◆ Stated task
Omit any picture, and return the remaining data exactly as written.

-- begin Data provided --

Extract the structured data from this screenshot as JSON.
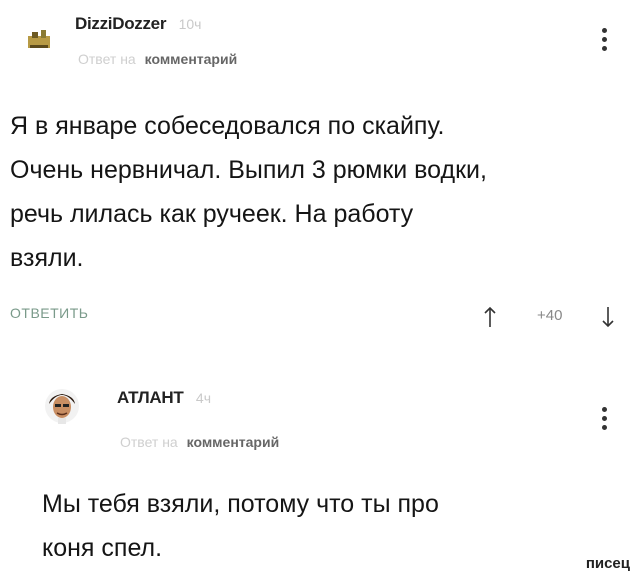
{
  "comments": [
    {
      "author": "DizziDozzer",
      "time": "10ч",
      "reply_prefix": "Ответ на",
      "reply_target": "комментарий",
      "text_lines": [
        "Я в январе собеседовался по скайпу.",
        "Очень нервничал. Выпил 3 рюмки водки,",
        "речь лилась как ручеек. На работу",
        "взяли."
      ],
      "reply_button": "ОТВЕТИТЬ",
      "score": "+40"
    },
    {
      "author": "АТЛАНТ",
      "time": "4ч",
      "reply_prefix": "Ответ на",
      "reply_target": "комментарий",
      "text_lines": [
        "Мы тебя взяли, потому что ты про",
        "коня спел."
      ]
    }
  ],
  "watermark": "писец",
  "colors": {
    "background": "#ffffff",
    "text": "#151515",
    "muted": "#cfcfcf",
    "reply_button": "#7a9a8a"
  },
  "icons": [
    "avatar-1",
    "kebab-menu-icon",
    "arrow-up-icon",
    "arrow-down-icon",
    "avatar-2"
  ]
}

-- end Data provided --

◆ The completed task
Extract the structured data from this screenshot as JSON.
{
  "comments": [
    {
      "author": "DizziDozzer",
      "time": "10ч",
      "reply_prefix": "Ответ на",
      "reply_target": "комментарий",
      "text_lines": [
        "Я в январе собеседовался по скайпу.",
        "Очень нервничал. Выпил 3 рюмки водки,",
        "речь лилась как ручеек. На работу",
        "взяли."
      ],
      "reply_button": "ОТВЕТИТЬ",
      "score": "+40"
    },
    {
      "author": "АТЛАНТ",
      "time": "4ч",
      "reply_prefix": "Ответ на",
      "reply_target": "комментарий",
      "text_lines": [
        "Мы тебя взяли, потому что ты про",
        "коня спел."
      ]
    }
  ],
  "watermark": "писец",
  "colors": {
    "background": "#ffffff",
    "text": "#151515",
    "muted": "#cfcfcf",
    "reply_button": "#7a9a8a"
  },
  "icons": [
    "avatar-1",
    "kebab-menu-icon",
    "arrow-up-icon",
    "arrow-down-icon",
    "avatar-2"
  ]
}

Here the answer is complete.